Task:
Below are records; reproduce exactly the lines from the one containing "What's the underlying" through the end, both included, and only those.
[begin Data in this exercise]
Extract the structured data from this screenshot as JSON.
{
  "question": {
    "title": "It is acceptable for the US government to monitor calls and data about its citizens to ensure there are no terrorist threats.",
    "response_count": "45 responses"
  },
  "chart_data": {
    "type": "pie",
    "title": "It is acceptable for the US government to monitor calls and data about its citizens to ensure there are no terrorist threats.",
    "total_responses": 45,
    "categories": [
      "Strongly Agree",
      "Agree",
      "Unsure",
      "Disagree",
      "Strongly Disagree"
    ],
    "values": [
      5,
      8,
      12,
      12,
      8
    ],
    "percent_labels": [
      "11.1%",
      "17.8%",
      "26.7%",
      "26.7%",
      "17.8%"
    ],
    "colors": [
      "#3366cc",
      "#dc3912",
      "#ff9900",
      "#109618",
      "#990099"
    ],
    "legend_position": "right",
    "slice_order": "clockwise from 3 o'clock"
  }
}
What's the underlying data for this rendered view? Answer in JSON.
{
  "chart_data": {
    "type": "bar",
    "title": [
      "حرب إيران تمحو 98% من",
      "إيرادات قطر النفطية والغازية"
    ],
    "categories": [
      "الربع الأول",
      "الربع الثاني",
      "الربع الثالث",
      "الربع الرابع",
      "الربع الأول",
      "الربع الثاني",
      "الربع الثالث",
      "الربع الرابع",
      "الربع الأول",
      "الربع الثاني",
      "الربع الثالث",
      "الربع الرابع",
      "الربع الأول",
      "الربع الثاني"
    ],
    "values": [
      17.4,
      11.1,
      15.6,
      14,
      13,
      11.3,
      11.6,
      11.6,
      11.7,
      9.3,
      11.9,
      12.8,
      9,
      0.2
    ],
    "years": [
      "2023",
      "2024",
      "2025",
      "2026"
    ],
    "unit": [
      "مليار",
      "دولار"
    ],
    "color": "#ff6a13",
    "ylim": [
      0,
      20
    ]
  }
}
[end Data in this exercise]
Exercise response:
What's the underlying data for this rendered view? Answer in JSON.
{
  "chart_data": {
    "type": "bar",
    "title": [
      "حرب إيران تمحو 98% من",
      "إيرادات قطر النفطية والغازية"
    ],
    "categories": [
      "الربع الأول",
      "الربع الثاني",
      "الربع الثالث",
      "الربع الرابع",
      "الربع الأول",
      "الربع الثاني",
      "الربع الثالث",
      "الربع الرابع",
      "الربع الأول",
      "الربع الثاني",
      "الربع الثالث",
      "الربع الرابع",
      "الربع الأول",
      "الربع الثاني"
    ],
    "values": [
      17.4,
      11.1,
      15.6,
      14,
      13,
      11.3,
      11.6,
      11.6,
      11.7,
      9.3,
      11.9,
      12.8,
      9,
      0.2
    ],
    "years": [
      "2023",
      "2024",
      "2025",
      "2026"
    ],
    "unit": [
      "مليار",
      "دولار"
    ],
    "color": "#ff6a13",
    "ylim": [
      0,
      20
    ]
  }
}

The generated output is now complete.